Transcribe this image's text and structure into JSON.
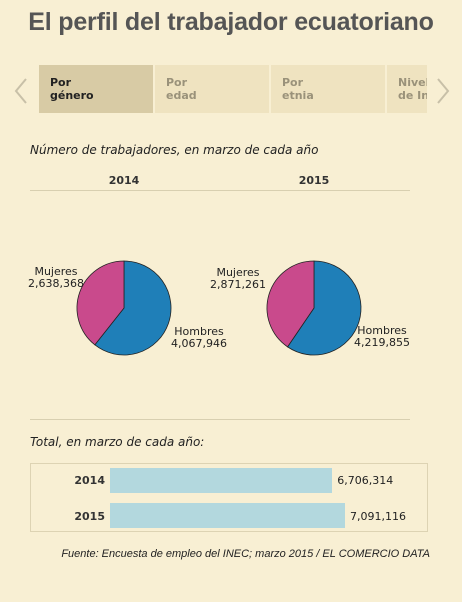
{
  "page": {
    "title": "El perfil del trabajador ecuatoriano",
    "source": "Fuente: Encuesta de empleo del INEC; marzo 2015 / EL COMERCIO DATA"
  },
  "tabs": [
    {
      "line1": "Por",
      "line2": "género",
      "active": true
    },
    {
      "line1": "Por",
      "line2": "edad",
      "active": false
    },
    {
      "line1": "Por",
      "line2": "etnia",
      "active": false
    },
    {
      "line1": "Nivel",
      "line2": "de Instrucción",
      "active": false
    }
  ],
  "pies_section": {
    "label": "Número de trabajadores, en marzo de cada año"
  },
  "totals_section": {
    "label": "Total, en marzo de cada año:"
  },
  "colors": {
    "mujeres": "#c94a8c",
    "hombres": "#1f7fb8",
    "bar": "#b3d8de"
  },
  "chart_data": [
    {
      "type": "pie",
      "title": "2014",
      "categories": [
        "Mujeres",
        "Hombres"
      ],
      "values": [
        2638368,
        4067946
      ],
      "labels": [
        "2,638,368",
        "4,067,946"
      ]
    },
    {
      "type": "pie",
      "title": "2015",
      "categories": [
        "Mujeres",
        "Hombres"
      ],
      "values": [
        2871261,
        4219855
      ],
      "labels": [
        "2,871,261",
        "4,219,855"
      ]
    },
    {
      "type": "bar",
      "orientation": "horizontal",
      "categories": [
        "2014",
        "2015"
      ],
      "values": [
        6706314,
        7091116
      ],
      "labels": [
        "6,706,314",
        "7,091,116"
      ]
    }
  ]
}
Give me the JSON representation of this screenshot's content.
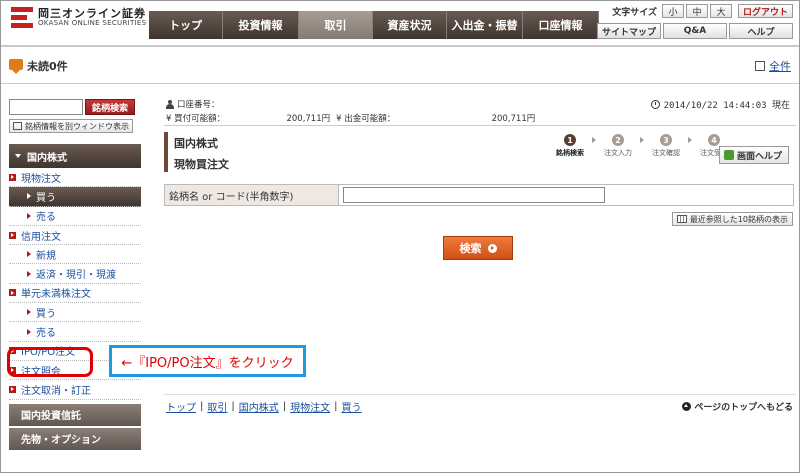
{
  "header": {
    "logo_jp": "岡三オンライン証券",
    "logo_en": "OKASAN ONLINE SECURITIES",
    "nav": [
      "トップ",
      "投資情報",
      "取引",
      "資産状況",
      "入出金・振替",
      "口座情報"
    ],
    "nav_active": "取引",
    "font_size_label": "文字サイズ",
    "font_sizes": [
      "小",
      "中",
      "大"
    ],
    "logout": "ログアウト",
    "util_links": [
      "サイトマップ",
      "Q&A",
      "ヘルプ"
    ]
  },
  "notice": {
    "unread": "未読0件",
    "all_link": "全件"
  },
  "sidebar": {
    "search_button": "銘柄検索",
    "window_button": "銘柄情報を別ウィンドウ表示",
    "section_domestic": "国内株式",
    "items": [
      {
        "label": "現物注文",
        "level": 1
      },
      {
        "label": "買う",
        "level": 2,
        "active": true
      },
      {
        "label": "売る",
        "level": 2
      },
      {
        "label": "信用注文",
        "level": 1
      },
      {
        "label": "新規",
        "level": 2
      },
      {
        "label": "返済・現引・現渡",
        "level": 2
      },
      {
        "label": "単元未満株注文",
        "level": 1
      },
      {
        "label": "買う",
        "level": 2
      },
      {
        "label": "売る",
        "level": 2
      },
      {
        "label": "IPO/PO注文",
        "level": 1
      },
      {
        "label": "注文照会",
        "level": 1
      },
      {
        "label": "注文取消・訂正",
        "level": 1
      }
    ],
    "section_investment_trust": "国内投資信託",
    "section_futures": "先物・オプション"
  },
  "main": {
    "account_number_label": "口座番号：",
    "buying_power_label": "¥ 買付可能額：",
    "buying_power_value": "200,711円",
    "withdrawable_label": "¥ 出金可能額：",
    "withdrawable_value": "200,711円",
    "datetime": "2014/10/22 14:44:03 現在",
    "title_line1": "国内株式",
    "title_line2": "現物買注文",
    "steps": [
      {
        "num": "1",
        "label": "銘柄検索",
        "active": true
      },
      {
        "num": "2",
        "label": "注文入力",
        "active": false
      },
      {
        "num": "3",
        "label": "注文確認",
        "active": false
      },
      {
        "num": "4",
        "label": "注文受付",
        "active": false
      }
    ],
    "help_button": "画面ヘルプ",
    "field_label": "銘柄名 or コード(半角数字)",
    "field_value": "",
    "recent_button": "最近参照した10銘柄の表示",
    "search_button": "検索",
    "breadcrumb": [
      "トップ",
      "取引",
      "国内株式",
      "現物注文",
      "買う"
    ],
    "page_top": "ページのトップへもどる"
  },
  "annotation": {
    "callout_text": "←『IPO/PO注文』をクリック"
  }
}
________________________________________
**WORK TO COMPLETE**
Within the listing above, find every line containing the string "marzo" and return it.

**ANSWER TO THE EXERCISE**
    "source": "Fuente: Encuesta de empleo del INEC; marzo 2015 / EL COMERCIO DATA"
    "label": "Número de trabajadores, en marzo de cada año"
    "label": "Total, en marzo de cada año:"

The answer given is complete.